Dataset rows
>>>>

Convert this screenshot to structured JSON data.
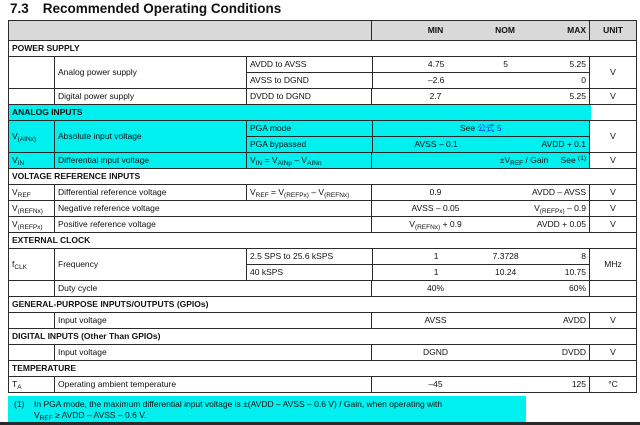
{
  "colors": {
    "highlight": "#00efef",
    "header_bg": "#d9d9d9",
    "link_blue": "#2222ee",
    "border": "#2b2b2b"
  },
  "title": {
    "number": "7.3",
    "text": "Recommended Operating Conditions"
  },
  "header": {
    "min": "MIN",
    "nom": "NOM",
    "max": "MAX",
    "unit": "UNIT"
  },
  "power": {
    "section": "POWER SUPPLY",
    "analog": {
      "param": "Analog power supply",
      "cond1": "AVDD to AVSS",
      "min1": "4.75",
      "nom1": "5",
      "max1": "5.25",
      "cond2": "AVSS to DGND",
      "min2": "–2.6",
      "max2": "0",
      "unit": "V"
    },
    "digital": {
      "param": "Digital power supply",
      "cond": "DVDD to DGND",
      "min": "2.7",
      "max": "5.25",
      "unit": "V"
    }
  },
  "analog_in": {
    "section": "ANALOG INPUTS",
    "abs": {
      "sym": "V",
      "sym_sub": "(AINx)",
      "param": "Absolute input voltage",
      "cond1": "PGA mode",
      "see": "See ",
      "see_link": "公式 5",
      "cond2": "PGA bypassed",
      "min2": "AVSS – 0.1",
      "max2": "AVDD + 0.1",
      "unit": "V"
    },
    "diff": {
      "sym": "V",
      "sym_sub": "IN",
      "param": "Differential input voltage",
      "f1": "V",
      "fs1": "IN",
      "f2": " = V",
      "fs2": "AINp",
      "f3": " – V",
      "fs3": "AINn",
      "val_pre": "±V",
      "val_sub": "REF",
      "val_post": " / Gain",
      "see": "See ",
      "see_sup": "(1)",
      "unit": "V"
    }
  },
  "vref_in": {
    "section": "VOLTAGE REFERENCE INPUTS",
    "diff": {
      "sym": "V",
      "sym_sub": "REF",
      "param": "Differential reference voltage",
      "f1": "V",
      "fs1": "REF",
      "f2": " = V",
      "fs2": "(REFPx)",
      "f3": " – V",
      "fs3": "(REFNx)",
      "min": "0.9",
      "max": "AVDD – AVSS",
      "unit": "V"
    },
    "neg": {
      "sym": "V",
      "sym_sub": "(REFNx)",
      "param": "Negative reference voltage",
      "min": "AVSS – 0.05",
      "max_pre": "V",
      "max_sub": "(REFPx)",
      "max_post": " – 0.9",
      "unit": "V"
    },
    "pos": {
      "sym": "V",
      "sym_sub": "(REFPx)",
      "param": "Positive reference voltage",
      "min_pre": "V",
      "min_sub": "(REFNx)",
      "min_post": " + 0.9",
      "max": "AVDD + 0.05",
      "unit": "V"
    }
  },
  "clock": {
    "section": "EXTERNAL CLOCK",
    "freq": {
      "sym": "f",
      "sym_sub": "CLK",
      "param": "Frequency",
      "cond1": "2.5 SPS to 25.6 kSPS",
      "min1": "1",
      "nom1": "7.3728",
      "max1": "8",
      "cond2": "40 kSPS",
      "min2": "1",
      "nom2": "10.24",
      "max2": "10.75",
      "unit": "MHz"
    },
    "duty": {
      "param": "Duty cycle",
      "min": "40%",
      "max": "60%"
    }
  },
  "gpio": {
    "section": "GENERAL-PURPOSE INPUTS/OUTPUTS (GPIOs)",
    "row": {
      "param": "Input voltage",
      "min": "AVSS",
      "max": "AVDD",
      "unit": "V"
    }
  },
  "digin": {
    "section": "DIGITAL INPUTS (Other Than GPIOs)",
    "row": {
      "param": "Input voltage",
      "min": "DGND",
      "max": "DVDD",
      "unit": "V"
    }
  },
  "temp": {
    "section": "TEMPERATURE",
    "row": {
      "sym": "T",
      "sym_sub": "A",
      "param": "Operating ambient temperature",
      "min": "–45",
      "max": "125",
      "unit": "°C"
    }
  },
  "footnote": {
    "num": "(1)",
    "line1": "In PGA mode, the maximum differential input voltage is ±(AVDD – AVSS – 0.6 V) / Gain, when operating with",
    "line2_pre": "V",
    "line2_sub": "REF",
    "line2_post": " ≥ AVDD – AVSS – 0.6 V."
  }
}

<<<<

#### Task:
Going through the entries above, report how many lines include the string "Gain". The number alone is the answer.

#### Full output:
2